#### YOUR TASK:
In your copy, leave out the pictures; write out all the data exactly.

* Begin RECORDS TO USE *

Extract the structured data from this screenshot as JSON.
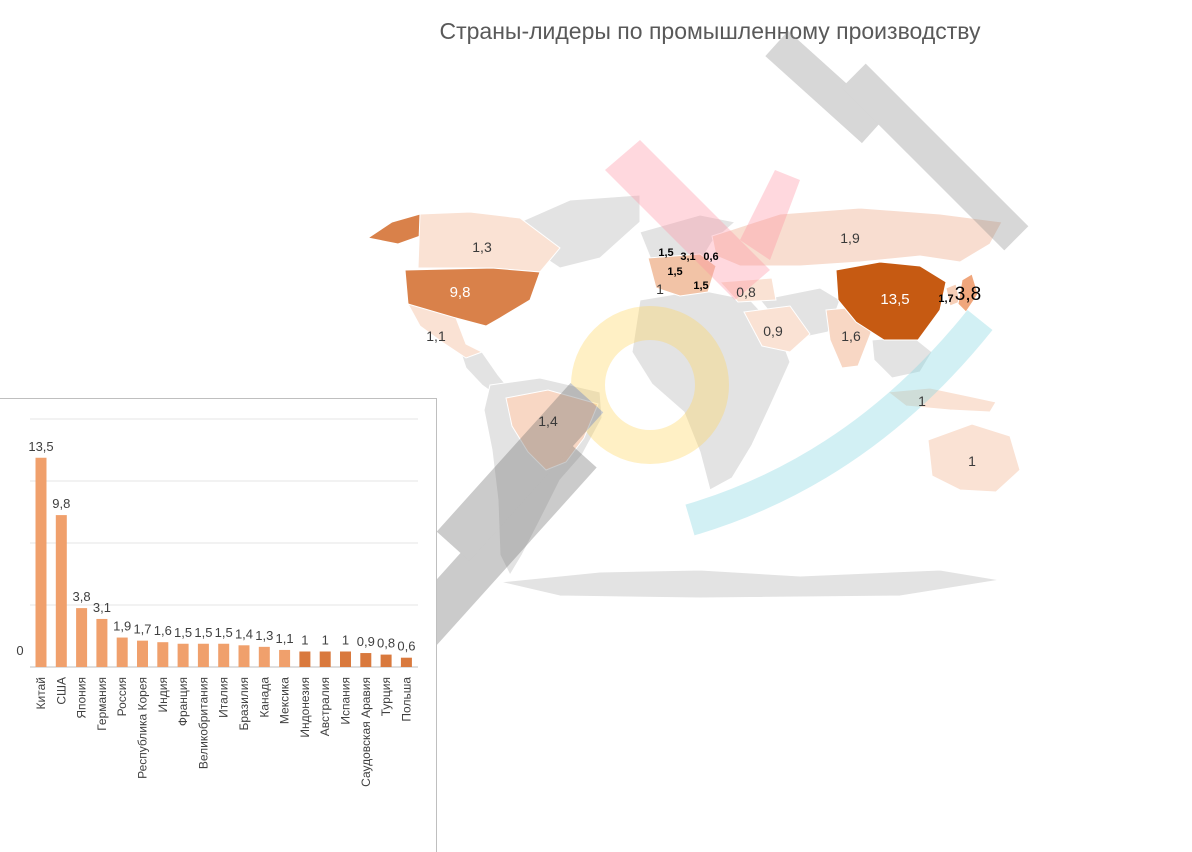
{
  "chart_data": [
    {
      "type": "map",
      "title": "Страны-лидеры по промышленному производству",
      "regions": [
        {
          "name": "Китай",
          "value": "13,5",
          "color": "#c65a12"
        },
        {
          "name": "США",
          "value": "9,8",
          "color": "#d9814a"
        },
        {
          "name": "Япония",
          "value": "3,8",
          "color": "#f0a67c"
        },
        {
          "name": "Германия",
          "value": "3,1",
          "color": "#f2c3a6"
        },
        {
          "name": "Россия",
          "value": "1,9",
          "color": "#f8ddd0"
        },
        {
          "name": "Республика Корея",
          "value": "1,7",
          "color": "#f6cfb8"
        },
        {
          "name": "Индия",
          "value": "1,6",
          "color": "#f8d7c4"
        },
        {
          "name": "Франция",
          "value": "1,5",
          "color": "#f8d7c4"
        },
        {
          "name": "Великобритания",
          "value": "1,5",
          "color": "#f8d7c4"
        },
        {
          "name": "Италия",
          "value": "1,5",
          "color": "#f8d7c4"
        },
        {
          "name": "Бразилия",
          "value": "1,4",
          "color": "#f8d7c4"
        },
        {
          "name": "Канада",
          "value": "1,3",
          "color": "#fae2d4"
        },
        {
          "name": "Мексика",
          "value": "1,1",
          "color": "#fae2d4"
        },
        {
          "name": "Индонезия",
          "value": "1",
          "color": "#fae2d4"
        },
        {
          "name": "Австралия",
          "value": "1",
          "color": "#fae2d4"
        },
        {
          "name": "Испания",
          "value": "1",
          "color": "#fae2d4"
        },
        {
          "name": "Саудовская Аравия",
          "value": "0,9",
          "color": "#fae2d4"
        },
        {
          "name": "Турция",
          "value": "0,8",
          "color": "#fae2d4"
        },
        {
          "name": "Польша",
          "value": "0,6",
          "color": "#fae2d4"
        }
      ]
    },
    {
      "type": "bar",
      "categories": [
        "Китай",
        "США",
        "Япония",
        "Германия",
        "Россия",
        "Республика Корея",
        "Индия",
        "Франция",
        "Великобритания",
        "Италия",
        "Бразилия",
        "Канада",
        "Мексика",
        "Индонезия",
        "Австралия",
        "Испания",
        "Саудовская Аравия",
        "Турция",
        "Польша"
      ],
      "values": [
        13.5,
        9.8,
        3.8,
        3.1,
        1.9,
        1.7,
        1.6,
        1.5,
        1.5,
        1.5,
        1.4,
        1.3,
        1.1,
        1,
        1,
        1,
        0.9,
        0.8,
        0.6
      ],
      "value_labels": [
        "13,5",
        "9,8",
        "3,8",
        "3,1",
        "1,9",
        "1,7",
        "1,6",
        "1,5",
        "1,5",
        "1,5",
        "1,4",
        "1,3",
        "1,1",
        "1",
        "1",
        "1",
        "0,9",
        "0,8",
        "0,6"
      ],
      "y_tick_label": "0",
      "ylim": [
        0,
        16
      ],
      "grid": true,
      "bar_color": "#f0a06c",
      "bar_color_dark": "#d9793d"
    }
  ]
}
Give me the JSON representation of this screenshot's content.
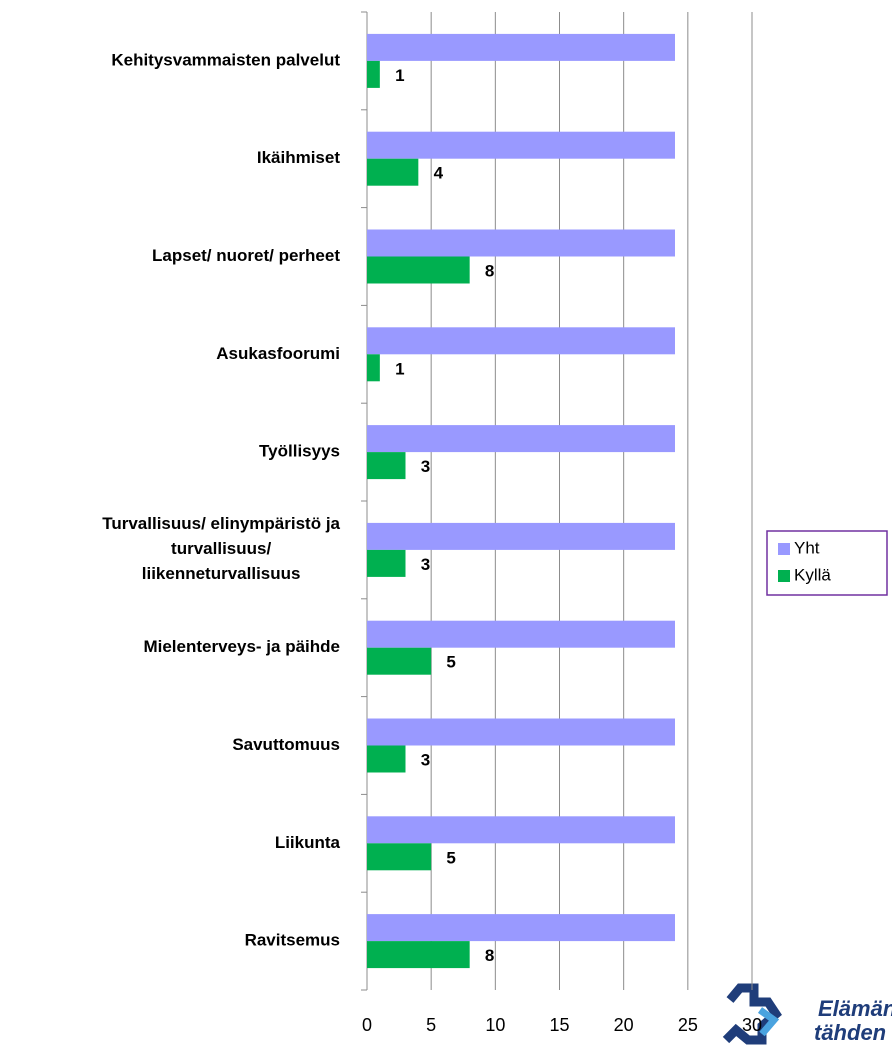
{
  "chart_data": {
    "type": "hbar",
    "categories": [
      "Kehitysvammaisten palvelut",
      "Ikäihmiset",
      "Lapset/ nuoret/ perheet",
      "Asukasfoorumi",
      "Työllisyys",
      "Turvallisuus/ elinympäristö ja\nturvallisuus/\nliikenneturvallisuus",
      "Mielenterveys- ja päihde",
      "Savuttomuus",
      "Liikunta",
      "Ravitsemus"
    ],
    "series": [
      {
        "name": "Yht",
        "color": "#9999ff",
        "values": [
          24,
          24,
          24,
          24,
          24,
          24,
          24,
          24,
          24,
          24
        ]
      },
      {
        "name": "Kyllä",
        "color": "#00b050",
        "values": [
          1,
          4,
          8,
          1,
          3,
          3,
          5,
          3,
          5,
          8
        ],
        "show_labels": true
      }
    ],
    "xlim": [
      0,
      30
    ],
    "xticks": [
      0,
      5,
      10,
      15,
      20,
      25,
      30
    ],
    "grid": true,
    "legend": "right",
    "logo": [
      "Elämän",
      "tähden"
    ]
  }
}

* End RECORDS TO USE *

#### SOLUTION TO THE PROBLEM:
Extract the structured data from this screenshot as JSON.
{
  "chart_data": [
    {
      "type": "map",
      "title": "Страны-лидеры по промышленному производству",
      "regions": [
        {
          "name": "Китай",
          "value": "13,5",
          "color": "#c65a12"
        },
        {
          "name": "США",
          "value": "9,8",
          "color": "#d9814a"
        },
        {
          "name": "Япония",
          "value": "3,8",
          "color": "#f0a67c"
        },
        {
          "name": "Германия",
          "value": "3,1",
          "color": "#f2c3a6"
        },
        {
          "name": "Россия",
          "value": "1,9",
          "color": "#f8ddd0"
        },
        {
          "name": "Республика Корея",
          "value": "1,7",
          "color": "#f6cfb8"
        },
        {
          "name": "Индия",
          "value": "1,6",
          "color": "#f8d7c4"
        },
        {
          "name": "Франция",
          "value": "1,5",
          "color": "#f8d7c4"
        },
        {
          "name": "Великобритания",
          "value": "1,5",
          "color": "#f8d7c4"
        },
        {
          "name": "Италия",
          "value": "1,5",
          "color": "#f8d7c4"
        },
        {
          "name": "Бразилия",
          "value": "1,4",
          "color": "#f8d7c4"
        },
        {
          "name": "Канада",
          "value": "1,3",
          "color": "#fae2d4"
        },
        {
          "name": "Мексика",
          "value": "1,1",
          "color": "#fae2d4"
        },
        {
          "name": "Индонезия",
          "value": "1",
          "color": "#fae2d4"
        },
        {
          "name": "Австралия",
          "value": "1",
          "color": "#fae2d4"
        },
        {
          "name": "Испания",
          "value": "1",
          "color": "#fae2d4"
        },
        {
          "name": "Саудовская Аравия",
          "value": "0,9",
          "color": "#fae2d4"
        },
        {
          "name": "Турция",
          "value": "0,8",
          "color": "#fae2d4"
        },
        {
          "name": "Польша",
          "value": "0,6",
          "color": "#fae2d4"
        }
      ]
    },
    {
      "type": "bar",
      "categories": [
        "Китай",
        "США",
        "Япония",
        "Германия",
        "Россия",
        "Республика Корея",
        "Индия",
        "Франция",
        "Великобритания",
        "Италия",
        "Бразилия",
        "Канада",
        "Мексика",
        "Индонезия",
        "Австралия",
        "Испания",
        "Саудовская Аравия",
        "Турция",
        "Польша"
      ],
      "values": [
        13.5,
        9.8,
        3.8,
        3.1,
        1.9,
        1.7,
        1.6,
        1.5,
        1.5,
        1.5,
        1.4,
        1.3,
        1.1,
        1,
        1,
        1,
        0.9,
        0.8,
        0.6
      ],
      "value_labels": [
        "13,5",
        "9,8",
        "3,8",
        "3,1",
        "1,9",
        "1,7",
        "1,6",
        "1,5",
        "1,5",
        "1,5",
        "1,4",
        "1,3",
        "1,1",
        "1",
        "1",
        "1",
        "0,9",
        "0,8",
        "0,6"
      ],
      "y_tick_label": "0",
      "ylim": [
        0,
        16
      ],
      "grid": true,
      "bar_color": "#f0a06c",
      "bar_color_dark": "#d9793d"
    }
  ]
}
Give me the JSON representation of this screenshot's content.
{
  "chart_data": {
    "type": "hbar",
    "categories": [
      "Kehitysvammaisten palvelut",
      "Ikäihmiset",
      "Lapset/ nuoret/ perheet",
      "Asukasfoorumi",
      "Työllisyys",
      "Turvallisuus/ elinympäristö ja\nturvallisuus/\nliikenneturvallisuus",
      "Mielenterveys- ja päihde",
      "Savuttomuus",
      "Liikunta",
      "Ravitsemus"
    ],
    "series": [
      {
        "name": "Yht",
        "color": "#9999ff",
        "values": [
          24,
          24,
          24,
          24,
          24,
          24,
          24,
          24,
          24,
          24
        ]
      },
      {
        "name": "Kyllä",
        "color": "#00b050",
        "values": [
          1,
          4,
          8,
          1,
          3,
          3,
          5,
          3,
          5,
          8
        ],
        "show_labels": true
      }
    ],
    "xlim": [
      0,
      30
    ],
    "xticks": [
      0,
      5,
      10,
      15,
      20,
      25,
      30
    ],
    "grid": true,
    "legend": "right",
    "logo": [
      "Elämän",
      "tähden"
    ]
  }
}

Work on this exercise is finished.